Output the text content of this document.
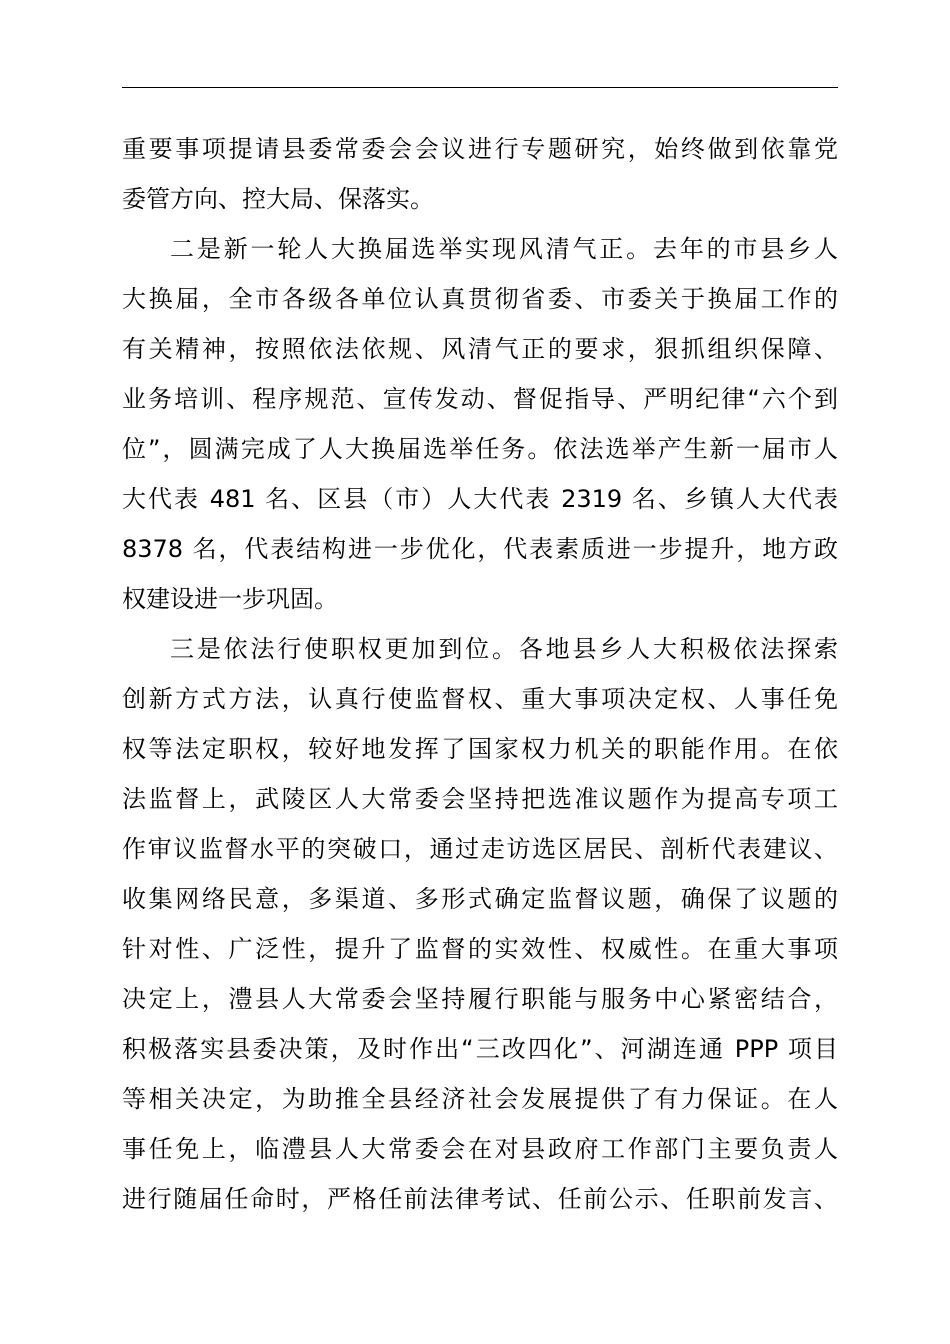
重要事项提请县委常委会会议进行专题研究，始终做到依靠党
委管方向、控大局、保落实。
二是新一轮人大换届选举实现风清气正。去年的市县乡人
大换届，全市各级各单位认真贯彻省委、市委关于换届工作的
有关精神，按照依法依规、风清气正的要求，狠抓组织保障、
业务培训、程序规范、宣传发动、督促指导、严明纪律“六个到
位”，圆满完成了人大换届选举任务。依法选举产生新一届市人
大代表 481 名、区县（市）人大代表 2319 名、乡镇人大代表
8378 名，代表结构进一步优化，代表素质进一步提升，地方政
权建设进一步巩固。
三是依法行使职权更加到位。各地县乡人大积极依法探索
创新方式方法，认真行使监督权、重大事项决定权、人事任免
权等法定职权，较好地发挥了国家权力机关的职能作用。在依
法监督上，武陵区人大常委会坚持把选准议题作为提高专项工
作审议监督水平的突破口，通过走访选区居民、剖析代表建议、
收集网络民意，多渠道、多形式确定监督议题，确保了议题的
针对性、广泛性，提升了监督的实效性、权威性。在重大事项
决定上，澧县人大常委会坚持履行职能与服务中心紧密结合，
积极落实县委决策，及时作出“三改四化”、河湖连通 PPP 项目
等相关决定，为助推全县经济社会发展提供了有力保证。在人
事任免上，临澧县人大常委会在对县政府工作部门主要负责人
进行随届任命时，严格任前法律考试、任前公示、任职前发言、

........

SHORT TASK:
Each entry gets copied exactly; the pictures stay out.

TASK RESPONSE:
Output the text content of this document.
重要事项提请县委常委会会议进行专题研究，始终做到依靠党
委管方向、控大局、保落实。
二是新一轮人大换届选举实现风清气正。去年的市县乡人
大换届，全市各级各单位认真贯彻省委、市委关于换届工作的
有关精神，按照依法依规、风清气正的要求，狠抓组织保障、
业务培训、程序规范、宣传发动、督促指导、严明纪律“六个到
位”，圆满完成了人大换届选举任务。依法选举产生新一届市人
大代表 481 名、区县（市）人大代表 2319 名、乡镇人大代表
8378 名，代表结构进一步优化，代表素质进一步提升，地方政
权建设进一步巩固。
三是依法行使职权更加到位。各地县乡人大积极依法探索
创新方式方法，认真行使监督权、重大事项决定权、人事任免
权等法定职权，较好地发挥了国家权力机关的职能作用。在依
法监督上，武陵区人大常委会坚持把选准议题作为提高专项工
作审议监督水平的突破口，通过走访选区居民、剖析代表建议、
收集网络民意，多渠道、多形式确定监督议题，确保了议题的
针对性、广泛性，提升了监督的实效性、权威性。在重大事项
决定上，澧县人大常委会坚持履行职能与服务中心紧密结合，
积极落实县委决策，及时作出“三改四化”、河湖连通 PPP 项目
等相关决定，为助推全县经济社会发展提供了有力保证。在人
事任免上，临澧县人大常委会在对县政府工作部门主要负责人
进行随届任命时，严格任前法律考试、任前公示、任职前发言、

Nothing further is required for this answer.